WORK REQUIRED: Transcribe each record exactly. Include every one.
== SUPPLIED MATERIAL
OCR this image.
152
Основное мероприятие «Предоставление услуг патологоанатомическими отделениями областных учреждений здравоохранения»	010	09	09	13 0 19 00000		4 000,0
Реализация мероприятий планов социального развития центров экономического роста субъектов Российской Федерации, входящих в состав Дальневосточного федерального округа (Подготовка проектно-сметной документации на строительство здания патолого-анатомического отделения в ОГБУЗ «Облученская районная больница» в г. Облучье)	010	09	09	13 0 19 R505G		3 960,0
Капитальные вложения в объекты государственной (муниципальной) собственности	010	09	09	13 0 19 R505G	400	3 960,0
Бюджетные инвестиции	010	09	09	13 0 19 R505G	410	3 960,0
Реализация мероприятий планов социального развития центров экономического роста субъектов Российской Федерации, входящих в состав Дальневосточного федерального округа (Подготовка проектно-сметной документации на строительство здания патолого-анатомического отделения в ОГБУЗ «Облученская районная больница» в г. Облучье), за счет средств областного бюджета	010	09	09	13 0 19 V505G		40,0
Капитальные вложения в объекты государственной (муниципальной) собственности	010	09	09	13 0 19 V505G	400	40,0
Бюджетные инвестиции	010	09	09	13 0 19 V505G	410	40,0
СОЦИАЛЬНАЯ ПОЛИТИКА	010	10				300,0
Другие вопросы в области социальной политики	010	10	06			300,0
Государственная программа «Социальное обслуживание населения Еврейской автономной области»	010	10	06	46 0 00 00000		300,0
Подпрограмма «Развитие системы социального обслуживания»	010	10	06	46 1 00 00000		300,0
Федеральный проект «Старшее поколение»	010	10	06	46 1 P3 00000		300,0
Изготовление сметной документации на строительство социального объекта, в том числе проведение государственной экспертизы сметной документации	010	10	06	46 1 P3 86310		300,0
====
EXERCISE RESULT:
OCR this image.
152
Основное мероприятие «Предоставление услуг патологоанатомическими отделениями областных учреждений здравоохранения»	010	09	09	13 0 19 00000		4 000,0
Реализация мероприятий планов социального развития центров экономического роста субъектов Российской Федерации, входящих в состав Дальневосточного федерального округа (Подготовка проектно-сметной документации на строительство здания патолого-анатомического отделения в ОГБУЗ «Облученская районная больница» в г. Облучье)	010	09	09	13 0 19 R505G		3 960,0
Капитальные вложения в объекты государственной (муниципальной) собственности	010	09	09	13 0 19 R505G	400	3 960,0
Бюджетные инвестиции	010	09	09	13 0 19 R505G	410	3 960,0
Реализация мероприятий планов социального развития центров экономического роста субъектов Российской Федерации, входящих в состав Дальневосточного федерального округа (Подготовка проектно-сметной документации на строительство здания патолого-анатомического отделения в ОГБУЗ «Облученская районная больница» в г. Облучье), за счет средств областного бюджета	010	09	09	13 0 19 V505G		40,0
Капитальные вложения в объекты государственной (муниципальной) собственности	010	09	09	13 0 19 V505G	400	40,0
Бюджетные инвестиции	010	09	09	13 0 19 V505G	410	40,0
СОЦИАЛЬНАЯ ПОЛИТИКА	010	10				300,0
Другие вопросы в области социальной политики	010	10	06			300,0
Государственная программа «Социальное обслуживание населения Еврейской автономной области»	010	10	06	46 0 00 00000		300,0
Подпрограмма «Развитие системы социального обслуживания»	010	10	06	46 1 00 00000		300,0
Федеральный проект «Старшее поколение»	010	10	06	46 1 P3 00000		300,0
Изготовление сметной документации на строительство социального объекта, в том числе проведение государственной экспертизы сметной документации	010	10	06	46 1 P3 86310		300,0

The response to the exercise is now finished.